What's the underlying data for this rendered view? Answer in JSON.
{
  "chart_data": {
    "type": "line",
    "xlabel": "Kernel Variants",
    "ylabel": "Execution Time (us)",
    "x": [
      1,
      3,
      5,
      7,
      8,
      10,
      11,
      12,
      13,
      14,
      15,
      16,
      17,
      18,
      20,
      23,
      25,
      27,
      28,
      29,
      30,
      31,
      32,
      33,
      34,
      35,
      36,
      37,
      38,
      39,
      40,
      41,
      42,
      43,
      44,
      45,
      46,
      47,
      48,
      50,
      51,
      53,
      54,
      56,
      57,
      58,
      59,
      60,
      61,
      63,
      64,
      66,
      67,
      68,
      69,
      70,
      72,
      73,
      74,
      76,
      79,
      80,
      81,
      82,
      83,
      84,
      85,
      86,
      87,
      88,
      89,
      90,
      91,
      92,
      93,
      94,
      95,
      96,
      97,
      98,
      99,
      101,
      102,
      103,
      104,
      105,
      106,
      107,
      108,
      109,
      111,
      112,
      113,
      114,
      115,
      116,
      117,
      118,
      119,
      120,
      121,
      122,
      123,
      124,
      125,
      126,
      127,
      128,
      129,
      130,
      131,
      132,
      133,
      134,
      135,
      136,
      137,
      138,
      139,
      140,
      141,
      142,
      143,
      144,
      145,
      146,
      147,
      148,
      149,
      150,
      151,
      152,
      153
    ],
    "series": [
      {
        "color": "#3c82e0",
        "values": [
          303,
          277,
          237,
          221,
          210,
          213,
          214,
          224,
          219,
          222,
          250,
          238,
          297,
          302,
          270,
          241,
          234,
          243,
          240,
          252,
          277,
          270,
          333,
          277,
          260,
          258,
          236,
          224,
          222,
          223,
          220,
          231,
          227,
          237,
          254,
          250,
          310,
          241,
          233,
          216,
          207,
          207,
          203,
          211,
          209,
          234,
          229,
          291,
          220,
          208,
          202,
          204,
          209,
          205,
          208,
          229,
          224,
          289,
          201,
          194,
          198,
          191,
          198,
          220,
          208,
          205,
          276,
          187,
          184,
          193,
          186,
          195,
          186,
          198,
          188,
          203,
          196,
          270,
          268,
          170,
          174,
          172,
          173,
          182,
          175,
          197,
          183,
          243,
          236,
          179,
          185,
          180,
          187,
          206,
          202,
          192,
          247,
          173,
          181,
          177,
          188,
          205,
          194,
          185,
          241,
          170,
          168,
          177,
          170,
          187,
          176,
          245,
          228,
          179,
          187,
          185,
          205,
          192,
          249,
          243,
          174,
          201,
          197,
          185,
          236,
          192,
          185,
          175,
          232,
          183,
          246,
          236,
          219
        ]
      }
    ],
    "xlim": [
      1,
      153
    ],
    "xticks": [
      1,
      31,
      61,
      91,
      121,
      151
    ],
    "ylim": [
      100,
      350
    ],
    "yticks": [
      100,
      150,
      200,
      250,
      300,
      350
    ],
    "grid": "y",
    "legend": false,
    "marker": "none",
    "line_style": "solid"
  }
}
■ ■ ■ ■ ■ ■ ■
## Exercise aim
Show the data once more, exactly as it was written.

## Final answer
What's the underlying data for this rendered view? Answer in JSON.
{
  "chart_data": {
    "type": "line",
    "xlabel": "Kernel Variants",
    "ylabel": "Execution Time (us)",
    "x": [
      1,
      3,
      5,
      7,
      8,
      10,
      11,
      12,
      13,
      14,
      15,
      16,
      17,
      18,
      20,
      23,
      25,
      27,
      28,
      29,
      30,
      31,
      32,
      33,
      34,
      35,
      36,
      37,
      38,
      39,
      40,
      41,
      42,
      43,
      44,
      45,
      46,
      47,
      48,
      50,
      51,
      53,
      54,
      56,
      57,
      58,
      59,
      60,
      61,
      63,
      64,
      66,
      67,
      68,
      69,
      70,
      72,
      73,
      74,
      76,
      79,
      80,
      81,
      82,
      83,
      84,
      85,
      86,
      87,
      88,
      89,
      90,
      91,
      92,
      93,
      94,
      95,
      96,
      97,
      98,
      99,
      101,
      102,
      103,
      104,
      105,
      106,
      107,
      108,
      109,
      111,
      112,
      113,
      114,
      115,
      116,
      117,
      118,
      119,
      120,
      121,
      122,
      123,
      124,
      125,
      126,
      127,
      128,
      129,
      130,
      131,
      132,
      133,
      134,
      135,
      136,
      137,
      138,
      139,
      140,
      141,
      142,
      143,
      144,
      145,
      146,
      147,
      148,
      149,
      150,
      151,
      152,
      153
    ],
    "series": [
      {
        "color": "#3c82e0",
        "values": [
          303,
          277,
          237,
          221,
          210,
          213,
          214,
          224,
          219,
          222,
          250,
          238,
          297,
          302,
          270,
          241,
          234,
          243,
          240,
          252,
          277,
          270,
          333,
          277,
          260,
          258,
          236,
          224,
          222,
          223,
          220,
          231,
          227,
          237,
          254,
          250,
          310,
          241,
          233,
          216,
          207,
          207,
          203,
          211,
          209,
          234,
          229,
          291,
          220,
          208,
          202,
          204,
          209,
          205,
          208,
          229,
          224,
          289,
          201,
          194,
          198,
          191,
          198,
          220,
          208,
          205,
          276,
          187,
          184,
          193,
          186,
          195,
          186,
          198,
          188,
          203,
          196,
          270,
          268,
          170,
          174,
          172,
          173,
          182,
          175,
          197,
          183,
          243,
          236,
          179,
          185,
          180,
          187,
          206,
          202,
          192,
          247,
          173,
          181,
          177,
          188,
          205,
          194,
          185,
          241,
          170,
          168,
          177,
          170,
          187,
          176,
          245,
          228,
          179,
          187,
          185,
          205,
          192,
          249,
          243,
          174,
          201,
          197,
          185,
          236,
          192,
          185,
          175,
          232,
          183,
          246,
          236,
          219
        ]
      }
    ],
    "xlim": [
      1,
      153
    ],
    "xticks": [
      1,
      31,
      61,
      91,
      121,
      151
    ],
    "ylim": [
      100,
      350
    ],
    "yticks": [
      100,
      150,
      200,
      250,
      300,
      350
    ],
    "grid": "y",
    "legend": false,
    "marker": "none",
    "line_style": "solid"
  }
}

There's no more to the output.